- _PAGINA_
Het wonder van de toegang tot de Vader

19 september 2021

De drie goddelijke personen -Vader, Zoon en Geest- bundelen hun ene liefde voor de mens en maken ruimte in hun heerlijke relatie voor een vierde.

Lezen: Efeziërs 2:11-22

Tekst: Efeziërs 2:18

Wat is het geweldig om zo met zijn allen bij elkaar te mogen zijn. Wat heb ik dit gemist. Ik hoop u en jullie ook. Langzaam aan gaan de kerkdeuren steeds verder open. We hebben weer twee ochtenddiensten, de catechisaties zijn van de week weer begonnen voor alle groepen in het normale wekelijkse ritme, er is weer ruimte voor verenigingen. Moge God het ons geven dat het zo blijft.

 

Tegelijkertijd is de toegang tot de kerkdienst nog steeds beperkt en omgeven met regels. Ook voor deze buitendienst moest je je opgeven. Ik kan me voorstellen dat dit frustreert. Mag je ergens naar binnen, dat is sinds corona een concrete vraag. Toegang is niet meer vanzelfsprekend. Mensen maken zich daar boos over, waarom mag ik niet gewoon naar binnen?

 

Datzelfde gevoel kun je hebben bij het horen van de tekst van vanmiddag, Efeziërs 2:18: ‘Dankzij hem (Jezus) hebben wij allen door één Geest toegang tot de Vader.’ Was er eerst geen toegang dan? Wat je in deze tekst ontdekt is het wonder van de toegang tot de Vader. Die toegang spreekt inderdaad niet vanzelf. Het wonder van de toegang tot de Vader is dit: de drie goddelijke personen -Vader, Zoon en Geest- bundelen hun ene liefde voor de mens.

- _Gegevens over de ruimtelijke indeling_
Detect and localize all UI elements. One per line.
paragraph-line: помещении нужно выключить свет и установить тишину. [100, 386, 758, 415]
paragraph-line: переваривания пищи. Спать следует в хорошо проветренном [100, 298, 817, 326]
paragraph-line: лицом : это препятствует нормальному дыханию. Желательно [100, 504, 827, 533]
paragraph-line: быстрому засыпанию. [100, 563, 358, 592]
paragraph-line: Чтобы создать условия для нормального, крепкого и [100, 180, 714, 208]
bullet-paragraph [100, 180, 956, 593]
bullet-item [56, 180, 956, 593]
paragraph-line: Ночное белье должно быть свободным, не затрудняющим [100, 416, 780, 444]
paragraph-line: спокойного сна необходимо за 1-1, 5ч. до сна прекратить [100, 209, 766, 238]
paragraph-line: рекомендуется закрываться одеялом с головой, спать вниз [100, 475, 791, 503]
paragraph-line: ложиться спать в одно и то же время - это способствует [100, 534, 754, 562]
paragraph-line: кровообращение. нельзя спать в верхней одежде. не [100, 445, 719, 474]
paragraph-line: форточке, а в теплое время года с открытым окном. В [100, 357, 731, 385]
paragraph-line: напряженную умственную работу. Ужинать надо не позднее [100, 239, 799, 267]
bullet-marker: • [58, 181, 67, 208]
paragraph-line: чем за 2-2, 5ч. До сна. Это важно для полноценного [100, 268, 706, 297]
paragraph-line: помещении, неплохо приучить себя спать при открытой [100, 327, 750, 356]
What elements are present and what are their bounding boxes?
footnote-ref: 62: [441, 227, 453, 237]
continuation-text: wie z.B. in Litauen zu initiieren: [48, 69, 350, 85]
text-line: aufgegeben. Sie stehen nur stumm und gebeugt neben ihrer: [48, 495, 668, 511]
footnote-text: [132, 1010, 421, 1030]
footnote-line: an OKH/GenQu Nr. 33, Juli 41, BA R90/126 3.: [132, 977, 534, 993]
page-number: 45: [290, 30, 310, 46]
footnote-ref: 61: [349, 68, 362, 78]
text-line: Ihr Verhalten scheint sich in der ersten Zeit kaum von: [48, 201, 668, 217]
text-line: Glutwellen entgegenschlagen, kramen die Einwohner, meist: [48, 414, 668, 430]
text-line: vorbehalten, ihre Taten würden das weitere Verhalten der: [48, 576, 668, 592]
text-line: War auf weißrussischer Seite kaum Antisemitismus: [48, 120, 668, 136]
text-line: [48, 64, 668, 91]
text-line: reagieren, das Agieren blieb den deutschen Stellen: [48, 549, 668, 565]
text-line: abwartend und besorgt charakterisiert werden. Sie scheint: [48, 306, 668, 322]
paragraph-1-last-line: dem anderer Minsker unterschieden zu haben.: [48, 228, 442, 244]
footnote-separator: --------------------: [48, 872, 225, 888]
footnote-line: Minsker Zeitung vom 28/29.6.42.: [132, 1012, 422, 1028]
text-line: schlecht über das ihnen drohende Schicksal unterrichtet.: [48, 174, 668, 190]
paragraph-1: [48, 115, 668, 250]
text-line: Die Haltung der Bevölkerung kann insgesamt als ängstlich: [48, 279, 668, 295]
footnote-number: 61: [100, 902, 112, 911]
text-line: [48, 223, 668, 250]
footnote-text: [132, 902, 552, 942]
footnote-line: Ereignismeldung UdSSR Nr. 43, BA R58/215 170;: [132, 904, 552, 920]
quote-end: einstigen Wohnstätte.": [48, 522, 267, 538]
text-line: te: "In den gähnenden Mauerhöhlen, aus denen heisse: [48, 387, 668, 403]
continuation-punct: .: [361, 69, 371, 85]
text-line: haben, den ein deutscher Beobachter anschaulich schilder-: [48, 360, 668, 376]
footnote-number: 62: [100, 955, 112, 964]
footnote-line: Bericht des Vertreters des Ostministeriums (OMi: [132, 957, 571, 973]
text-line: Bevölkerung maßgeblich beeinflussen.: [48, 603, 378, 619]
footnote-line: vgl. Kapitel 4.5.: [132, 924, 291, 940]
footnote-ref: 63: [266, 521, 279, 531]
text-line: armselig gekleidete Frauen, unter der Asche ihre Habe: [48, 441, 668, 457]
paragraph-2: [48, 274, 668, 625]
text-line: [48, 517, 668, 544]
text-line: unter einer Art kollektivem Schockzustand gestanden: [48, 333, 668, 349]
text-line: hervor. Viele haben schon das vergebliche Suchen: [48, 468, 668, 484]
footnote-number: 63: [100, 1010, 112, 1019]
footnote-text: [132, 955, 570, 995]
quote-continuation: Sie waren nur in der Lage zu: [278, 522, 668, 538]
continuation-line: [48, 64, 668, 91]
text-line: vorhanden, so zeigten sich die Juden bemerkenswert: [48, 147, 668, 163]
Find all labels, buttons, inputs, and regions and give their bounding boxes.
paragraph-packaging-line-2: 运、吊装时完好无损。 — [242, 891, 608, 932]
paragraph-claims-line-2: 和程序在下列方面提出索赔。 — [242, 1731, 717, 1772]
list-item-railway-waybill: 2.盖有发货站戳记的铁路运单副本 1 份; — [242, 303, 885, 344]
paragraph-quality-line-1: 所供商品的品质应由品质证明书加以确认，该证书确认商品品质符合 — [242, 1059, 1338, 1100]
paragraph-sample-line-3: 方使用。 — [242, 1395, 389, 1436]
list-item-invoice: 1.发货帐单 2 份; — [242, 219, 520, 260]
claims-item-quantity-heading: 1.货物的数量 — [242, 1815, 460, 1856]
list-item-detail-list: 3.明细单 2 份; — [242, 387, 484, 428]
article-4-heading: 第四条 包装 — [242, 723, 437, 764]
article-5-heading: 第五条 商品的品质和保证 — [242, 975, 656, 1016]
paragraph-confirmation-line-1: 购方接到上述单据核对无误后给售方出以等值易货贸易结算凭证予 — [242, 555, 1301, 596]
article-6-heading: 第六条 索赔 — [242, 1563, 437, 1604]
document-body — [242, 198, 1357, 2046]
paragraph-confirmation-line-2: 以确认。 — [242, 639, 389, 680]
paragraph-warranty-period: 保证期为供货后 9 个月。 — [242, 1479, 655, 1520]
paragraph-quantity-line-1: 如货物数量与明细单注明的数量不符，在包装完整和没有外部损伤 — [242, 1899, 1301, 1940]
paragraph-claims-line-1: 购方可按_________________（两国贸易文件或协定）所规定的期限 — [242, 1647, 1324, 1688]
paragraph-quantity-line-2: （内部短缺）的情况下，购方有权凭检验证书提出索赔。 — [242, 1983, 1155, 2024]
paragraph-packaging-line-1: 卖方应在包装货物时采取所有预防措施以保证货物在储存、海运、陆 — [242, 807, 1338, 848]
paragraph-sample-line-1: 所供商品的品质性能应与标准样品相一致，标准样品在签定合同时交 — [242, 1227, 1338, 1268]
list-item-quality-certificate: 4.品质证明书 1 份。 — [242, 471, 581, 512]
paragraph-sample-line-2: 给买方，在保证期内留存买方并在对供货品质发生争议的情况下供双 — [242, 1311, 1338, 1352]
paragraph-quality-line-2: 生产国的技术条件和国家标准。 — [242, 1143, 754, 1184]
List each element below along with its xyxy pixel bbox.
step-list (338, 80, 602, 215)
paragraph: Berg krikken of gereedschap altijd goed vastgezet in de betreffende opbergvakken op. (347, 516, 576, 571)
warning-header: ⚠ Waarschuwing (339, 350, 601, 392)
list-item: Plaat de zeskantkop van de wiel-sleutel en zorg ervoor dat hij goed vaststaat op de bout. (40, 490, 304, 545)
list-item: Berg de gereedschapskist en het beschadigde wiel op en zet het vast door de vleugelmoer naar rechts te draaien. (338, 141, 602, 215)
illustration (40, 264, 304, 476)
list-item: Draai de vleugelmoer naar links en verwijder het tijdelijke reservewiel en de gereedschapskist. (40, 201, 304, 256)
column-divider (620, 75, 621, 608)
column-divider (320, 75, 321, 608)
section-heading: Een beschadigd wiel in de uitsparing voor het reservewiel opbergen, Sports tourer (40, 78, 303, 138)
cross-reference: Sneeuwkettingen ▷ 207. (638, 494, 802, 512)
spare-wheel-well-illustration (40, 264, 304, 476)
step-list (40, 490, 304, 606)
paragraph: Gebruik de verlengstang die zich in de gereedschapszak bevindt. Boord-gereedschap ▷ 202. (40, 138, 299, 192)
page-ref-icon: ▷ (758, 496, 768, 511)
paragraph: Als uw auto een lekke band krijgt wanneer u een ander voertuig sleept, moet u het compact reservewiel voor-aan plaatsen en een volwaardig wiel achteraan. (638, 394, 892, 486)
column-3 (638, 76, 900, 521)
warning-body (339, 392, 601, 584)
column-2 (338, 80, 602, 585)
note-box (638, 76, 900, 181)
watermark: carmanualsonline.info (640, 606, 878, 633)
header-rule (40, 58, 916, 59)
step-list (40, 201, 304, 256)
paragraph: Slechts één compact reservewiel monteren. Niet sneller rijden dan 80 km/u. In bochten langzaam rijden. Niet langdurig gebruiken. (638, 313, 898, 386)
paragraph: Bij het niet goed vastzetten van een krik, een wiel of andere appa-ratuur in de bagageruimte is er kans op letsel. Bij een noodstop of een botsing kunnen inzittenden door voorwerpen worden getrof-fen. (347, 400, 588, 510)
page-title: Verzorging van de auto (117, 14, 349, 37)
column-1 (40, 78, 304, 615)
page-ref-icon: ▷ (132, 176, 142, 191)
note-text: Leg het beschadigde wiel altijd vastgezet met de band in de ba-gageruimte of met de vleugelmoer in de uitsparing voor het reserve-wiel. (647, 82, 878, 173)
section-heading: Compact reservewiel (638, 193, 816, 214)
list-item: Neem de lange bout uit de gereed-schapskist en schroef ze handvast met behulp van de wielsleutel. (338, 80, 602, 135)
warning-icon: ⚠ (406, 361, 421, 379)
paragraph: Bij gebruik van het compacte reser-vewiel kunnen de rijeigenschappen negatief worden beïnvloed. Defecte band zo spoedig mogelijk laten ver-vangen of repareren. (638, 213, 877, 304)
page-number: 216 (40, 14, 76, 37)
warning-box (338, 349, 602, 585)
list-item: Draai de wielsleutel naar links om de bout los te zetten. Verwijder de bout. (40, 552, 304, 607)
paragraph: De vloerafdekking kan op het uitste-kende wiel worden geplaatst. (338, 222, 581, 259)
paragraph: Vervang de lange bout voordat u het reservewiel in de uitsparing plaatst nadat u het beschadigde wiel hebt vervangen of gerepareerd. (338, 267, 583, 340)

- _OPDRACHT_
Welk Bijbelgedeelte wordt in de preek over de toegang tot de Vader als leesgedeelte opgegeven?

- _ANTWOORD_
Efeziërs 2:11-22.